- _Problem description_
Look below. Copy each line that has "from" in it.

- _Data_
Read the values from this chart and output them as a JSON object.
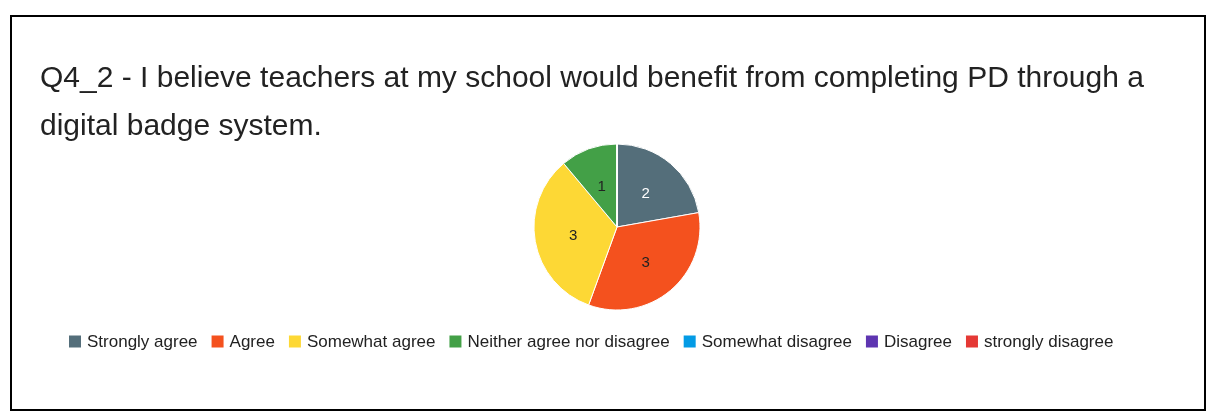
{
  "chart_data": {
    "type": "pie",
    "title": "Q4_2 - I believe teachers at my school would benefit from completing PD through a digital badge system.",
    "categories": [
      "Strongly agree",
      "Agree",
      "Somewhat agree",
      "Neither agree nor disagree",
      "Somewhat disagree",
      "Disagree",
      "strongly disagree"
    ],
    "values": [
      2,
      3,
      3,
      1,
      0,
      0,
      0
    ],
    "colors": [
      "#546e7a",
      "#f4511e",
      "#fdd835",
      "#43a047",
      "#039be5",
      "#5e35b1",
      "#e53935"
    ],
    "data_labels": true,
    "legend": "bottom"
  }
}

---

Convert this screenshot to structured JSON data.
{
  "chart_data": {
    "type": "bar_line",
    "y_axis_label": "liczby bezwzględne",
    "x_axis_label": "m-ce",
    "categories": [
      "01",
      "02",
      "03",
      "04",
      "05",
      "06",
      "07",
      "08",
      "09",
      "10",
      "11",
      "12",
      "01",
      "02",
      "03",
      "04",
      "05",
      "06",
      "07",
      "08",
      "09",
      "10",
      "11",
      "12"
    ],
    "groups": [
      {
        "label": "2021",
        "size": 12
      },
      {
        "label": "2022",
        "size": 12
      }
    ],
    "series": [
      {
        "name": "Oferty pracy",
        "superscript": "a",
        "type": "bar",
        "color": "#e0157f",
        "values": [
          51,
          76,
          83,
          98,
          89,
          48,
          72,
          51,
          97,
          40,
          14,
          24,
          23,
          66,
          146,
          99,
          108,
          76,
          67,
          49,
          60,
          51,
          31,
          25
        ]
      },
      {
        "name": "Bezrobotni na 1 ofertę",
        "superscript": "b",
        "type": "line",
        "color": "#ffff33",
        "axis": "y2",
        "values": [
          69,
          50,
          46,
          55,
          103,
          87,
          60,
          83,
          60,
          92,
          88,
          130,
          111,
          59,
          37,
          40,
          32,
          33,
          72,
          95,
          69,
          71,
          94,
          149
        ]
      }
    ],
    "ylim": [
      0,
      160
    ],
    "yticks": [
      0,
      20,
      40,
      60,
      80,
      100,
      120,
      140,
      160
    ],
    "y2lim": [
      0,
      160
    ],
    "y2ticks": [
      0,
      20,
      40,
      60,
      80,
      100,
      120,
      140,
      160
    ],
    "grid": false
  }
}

- _Answer to the problem_
Read the values from this chart and output them as a JSON object.
    "title": "Q4_2 - I believe teachers at my school would benefit from completing PD through a digital badge system.",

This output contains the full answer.